● The task: Copy the data exactly; pictures stay out of the copy.

● The data:
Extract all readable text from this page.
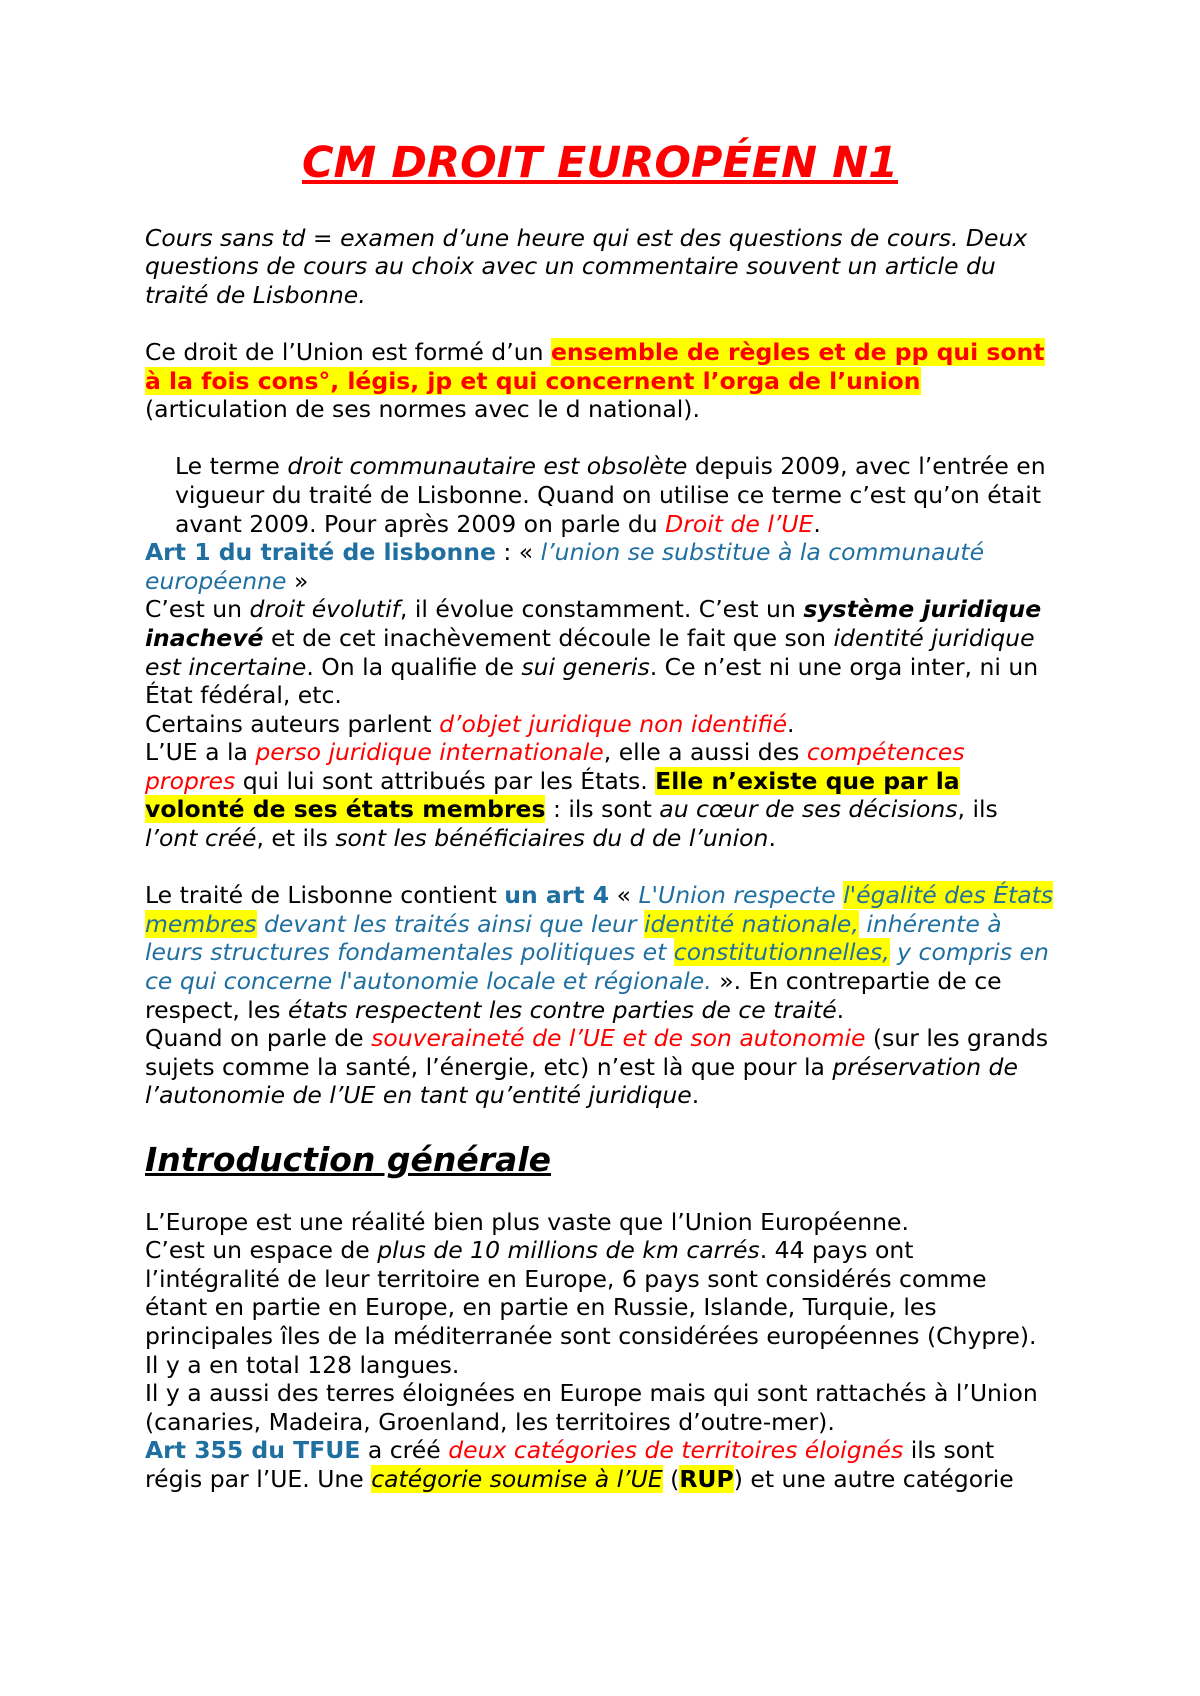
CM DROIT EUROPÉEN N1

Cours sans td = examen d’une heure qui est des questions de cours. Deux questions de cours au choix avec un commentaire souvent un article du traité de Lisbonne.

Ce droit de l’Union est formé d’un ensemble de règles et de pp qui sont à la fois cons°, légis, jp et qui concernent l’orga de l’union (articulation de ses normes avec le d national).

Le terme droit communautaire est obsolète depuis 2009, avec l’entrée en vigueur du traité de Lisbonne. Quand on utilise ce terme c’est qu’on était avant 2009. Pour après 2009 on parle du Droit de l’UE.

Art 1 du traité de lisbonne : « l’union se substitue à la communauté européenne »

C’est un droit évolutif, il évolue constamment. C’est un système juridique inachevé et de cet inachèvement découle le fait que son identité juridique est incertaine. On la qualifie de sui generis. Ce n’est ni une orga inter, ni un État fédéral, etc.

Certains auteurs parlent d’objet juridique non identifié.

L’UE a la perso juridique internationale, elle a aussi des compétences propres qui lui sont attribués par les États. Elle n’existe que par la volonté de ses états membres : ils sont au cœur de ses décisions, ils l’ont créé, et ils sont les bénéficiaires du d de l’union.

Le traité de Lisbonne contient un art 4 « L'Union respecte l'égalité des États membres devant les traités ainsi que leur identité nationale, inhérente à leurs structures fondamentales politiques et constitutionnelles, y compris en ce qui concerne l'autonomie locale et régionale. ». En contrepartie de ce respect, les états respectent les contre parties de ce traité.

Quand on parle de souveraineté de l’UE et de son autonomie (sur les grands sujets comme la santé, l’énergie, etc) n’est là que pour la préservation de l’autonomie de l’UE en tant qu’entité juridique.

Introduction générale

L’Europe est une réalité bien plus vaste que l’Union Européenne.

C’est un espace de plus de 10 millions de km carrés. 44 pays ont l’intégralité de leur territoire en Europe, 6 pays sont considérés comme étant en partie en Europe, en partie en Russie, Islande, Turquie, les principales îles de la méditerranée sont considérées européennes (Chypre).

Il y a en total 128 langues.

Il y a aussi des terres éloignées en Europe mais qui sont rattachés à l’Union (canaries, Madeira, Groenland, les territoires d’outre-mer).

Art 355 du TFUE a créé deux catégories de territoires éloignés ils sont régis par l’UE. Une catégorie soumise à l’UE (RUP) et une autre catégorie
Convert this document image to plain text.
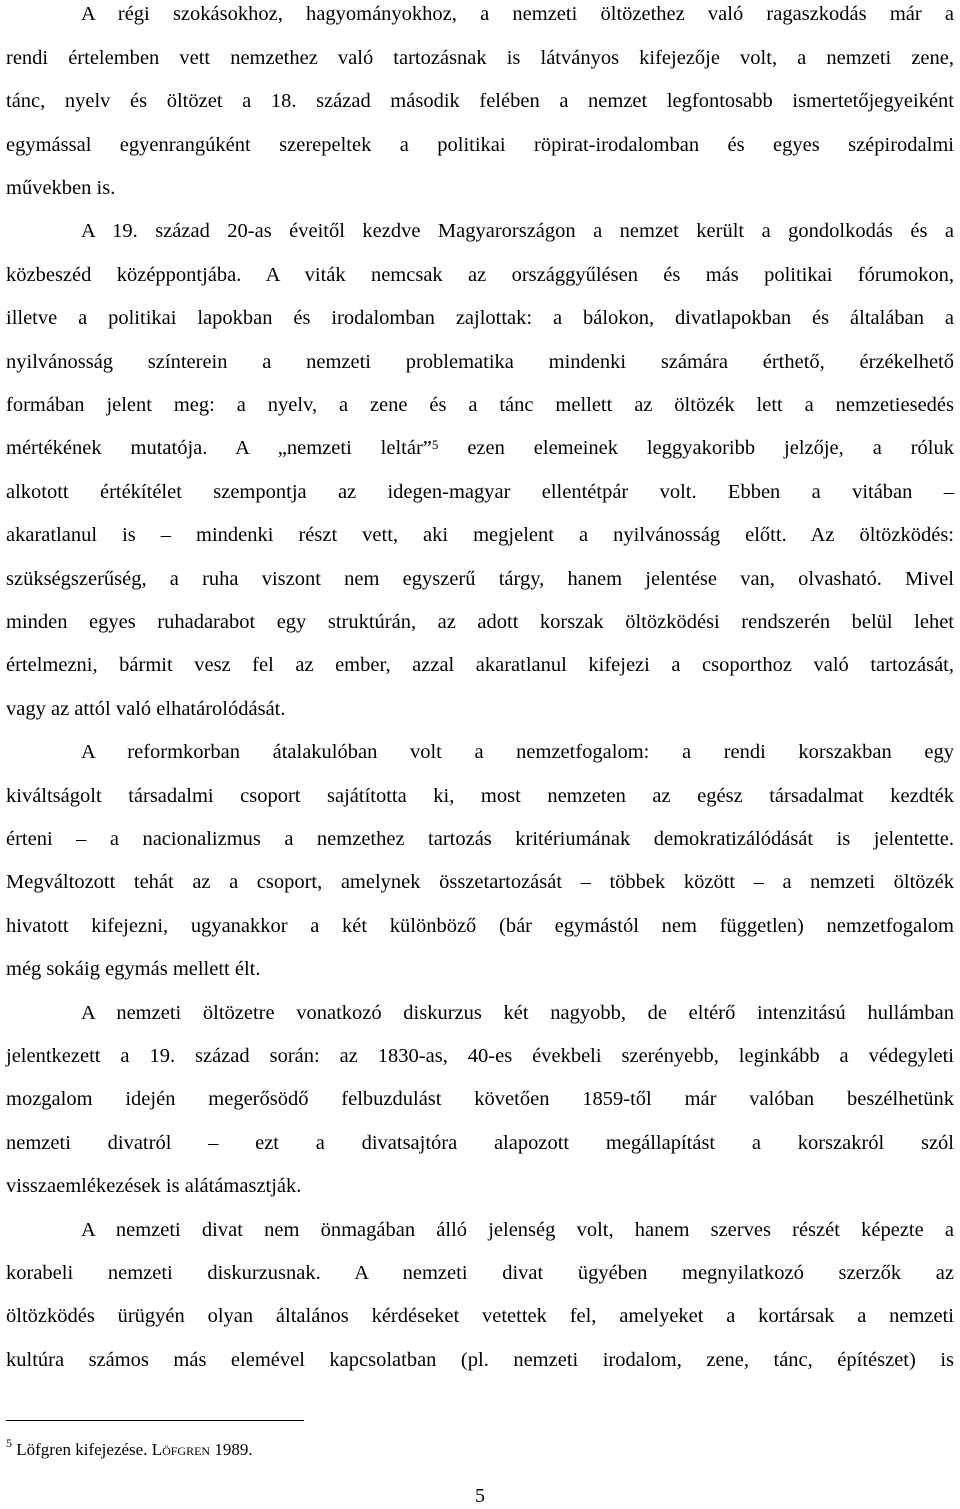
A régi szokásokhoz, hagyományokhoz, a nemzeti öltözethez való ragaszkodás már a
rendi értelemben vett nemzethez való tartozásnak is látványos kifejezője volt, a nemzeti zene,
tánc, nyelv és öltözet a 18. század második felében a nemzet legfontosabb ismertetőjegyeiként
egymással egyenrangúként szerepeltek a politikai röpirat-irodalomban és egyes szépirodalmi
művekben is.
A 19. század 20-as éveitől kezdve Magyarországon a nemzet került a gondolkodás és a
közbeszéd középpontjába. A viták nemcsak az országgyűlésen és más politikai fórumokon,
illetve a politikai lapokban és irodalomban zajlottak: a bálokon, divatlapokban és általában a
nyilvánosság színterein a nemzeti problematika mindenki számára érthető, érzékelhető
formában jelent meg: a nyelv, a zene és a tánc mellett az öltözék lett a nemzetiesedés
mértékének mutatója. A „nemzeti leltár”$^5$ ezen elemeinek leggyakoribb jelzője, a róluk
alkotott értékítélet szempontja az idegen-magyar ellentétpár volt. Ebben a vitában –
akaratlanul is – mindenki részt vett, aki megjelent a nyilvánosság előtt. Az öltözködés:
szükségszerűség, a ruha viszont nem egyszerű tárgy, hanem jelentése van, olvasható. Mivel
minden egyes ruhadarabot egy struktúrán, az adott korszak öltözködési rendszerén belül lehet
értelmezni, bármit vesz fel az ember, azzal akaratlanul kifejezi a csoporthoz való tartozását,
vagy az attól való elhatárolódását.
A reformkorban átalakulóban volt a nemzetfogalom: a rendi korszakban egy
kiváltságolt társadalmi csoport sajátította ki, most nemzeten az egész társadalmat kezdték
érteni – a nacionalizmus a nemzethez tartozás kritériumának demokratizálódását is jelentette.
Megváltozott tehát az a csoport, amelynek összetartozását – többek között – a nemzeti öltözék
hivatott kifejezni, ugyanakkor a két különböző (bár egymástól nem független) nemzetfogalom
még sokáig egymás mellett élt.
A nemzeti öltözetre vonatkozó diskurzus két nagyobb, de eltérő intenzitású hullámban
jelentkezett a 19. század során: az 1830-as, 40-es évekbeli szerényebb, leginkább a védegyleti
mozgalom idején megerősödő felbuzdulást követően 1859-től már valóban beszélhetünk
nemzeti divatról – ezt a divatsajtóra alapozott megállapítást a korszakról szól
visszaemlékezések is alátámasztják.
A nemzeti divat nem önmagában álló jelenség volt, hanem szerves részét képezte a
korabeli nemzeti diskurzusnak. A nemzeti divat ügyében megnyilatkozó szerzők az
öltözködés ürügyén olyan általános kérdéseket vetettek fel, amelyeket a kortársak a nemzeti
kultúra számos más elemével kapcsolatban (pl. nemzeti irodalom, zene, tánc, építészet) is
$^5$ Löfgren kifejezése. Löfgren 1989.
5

● Solution to the exercise:
Extract all readable text from this page.
CM DROIT EUROPÉEN N1

Cours sans td = examen d’une heure qui est des questions de cours. Deux questions de cours au choix avec un commentaire souvent un article du traité de Lisbonne.

Ce droit de l’Union est formé d’un ensemble de règles et de pp qui sont à la fois cons°, légis, jp et qui concernent l’orga de l’union (articulation de ses normes avec le d national).

Le terme droit communautaire est obsolète depuis 2009, avec l’entrée en vigueur du traité de Lisbonne. Quand on utilise ce terme c’est qu’on était avant 2009. Pour après 2009 on parle du Droit de l’UE.

Art 1 du traité de lisbonne : « l’union se substitue à la communauté européenne »

C’est un droit évolutif, il évolue constamment. C’est un système juridique inachevé et de cet inachèvement découle le fait que son identité juridique est incertaine. On la qualifie de sui generis. Ce n’est ni une orga inter, ni un État fédéral, etc.

Certains auteurs parlent d’objet juridique non identifié.

L’UE a la perso juridique internationale, elle a aussi des compétences propres qui lui sont attribués par les États. Elle n’existe que par la volonté de ses états membres : ils sont au cœur de ses décisions, ils l’ont créé, et ils sont les bénéficiaires du d de l’union.

Le traité de Lisbonne contient un art 4 « L'Union respecte l'égalité des États membres devant les traités ainsi que leur identité nationale, inhérente à leurs structures fondamentales politiques et constitutionnelles, y compris en ce qui concerne l'autonomie locale et régionale. ». En contrepartie de ce respect, les états respectent les contre parties de ce traité.

Quand on parle de souveraineté de l’UE et de son autonomie (sur les grands sujets comme la santé, l’énergie, etc) n’est là que pour la préservation de l’autonomie de l’UE en tant qu’entité juridique.

Introduction générale

L’Europe est une réalité bien plus vaste que l’Union Européenne.

C’est un espace de plus de 10 millions de km carrés. 44 pays ont l’intégralité de leur territoire en Europe, 6 pays sont considérés comme étant en partie en Europe, en partie en Russie, Islande, Turquie, les principales îles de la méditerranée sont considérées européennes (Chypre).

Il y a en total 128 langues.

Il y a aussi des terres éloignées en Europe mais qui sont rattachés à l’Union (canaries, Madeira, Groenland, les territoires d’outre-mer).

Art 355 du TFUE a créé deux catégories de territoires éloignés ils sont régis par l’UE. Une catégorie soumise à l’UE (RUP) et une autre catégorie
Convert this document image to plain text.
A régi szokásokhoz, hagyományokhoz, a nemzeti öltözethez való ragaszkodás már a
rendi értelemben vett nemzethez való tartozásnak is látványos kifejezője volt, a nemzeti zene,
tánc, nyelv és öltözet a 18. század második felében a nemzet legfontosabb ismertetőjegyeiként
egymással egyenrangúként szerepeltek a politikai röpirat-irodalomban és egyes szépirodalmi
művekben is.
A 19. század 20-as éveitől kezdve Magyarországon a nemzet került a gondolkodás és a
közbeszéd középpontjába. A viták nemcsak az országgyűlésen és más politikai fórumokon,
illetve a politikai lapokban és irodalomban zajlottak: a bálokon, divatlapokban és általában a
nyilvánosság színterein a nemzeti problematika mindenki számára érthető, érzékelhető
formában jelent meg: a nyelv, a zene és a tánc mellett az öltözék lett a nemzetiesedés
mértékének mutatója. A „nemzeti leltár”$^5$ ezen elemeinek leggyakoribb jelzője, a róluk
alkotott értékítélet szempontja az idegen-magyar ellentétpár volt. Ebben a vitában –
akaratlanul is – mindenki részt vett, aki megjelent a nyilvánosság előtt. Az öltözködés:
szükségszerűség, a ruha viszont nem egyszerű tárgy, hanem jelentése van, olvasható. Mivel
minden egyes ruhadarabot egy struktúrán, az adott korszak öltözködési rendszerén belül lehet
értelmezni, bármit vesz fel az ember, azzal akaratlanul kifejezi a csoporthoz való tartozását,
vagy az attól való elhatárolódását.
A reformkorban átalakulóban volt a nemzetfogalom: a rendi korszakban egy
kiváltságolt társadalmi csoport sajátította ki, most nemzeten az egész társadalmat kezdték
érteni – a nacionalizmus a nemzethez tartozás kritériumának demokratizálódását is jelentette.
Megváltozott tehát az a csoport, amelynek összetartozását – többek között – a nemzeti öltözék
hivatott kifejezni, ugyanakkor a két különböző (bár egymástól nem független) nemzetfogalom
még sokáig egymás mellett élt.
A nemzeti öltözetre vonatkozó diskurzus két nagyobb, de eltérő intenzitású hullámban
jelentkezett a 19. század során: az 1830-as, 40-es évekbeli szerényebb, leginkább a védegyleti
mozgalom idején megerősödő felbuzdulást követően 1859-től már valóban beszélhetünk
nemzeti divatról – ezt a divatsajtóra alapozott megállapítást a korszakról szól
visszaemlékezések is alátámasztják.
A nemzeti divat nem önmagában álló jelenség volt, hanem szerves részét képezte a
korabeli nemzeti diskurzusnak. A nemzeti divat ügyében megnyilatkozó szerzők az
öltözködés ürügyén olyan általános kérdéseket vetettek fel, amelyeket a kortársak a nemzeti
kultúra számos más elemével kapcsolatban (pl. nemzeti irodalom, zene, tánc, építészet) is
$^5$ Löfgren kifejezése. Löfgren 1989.
5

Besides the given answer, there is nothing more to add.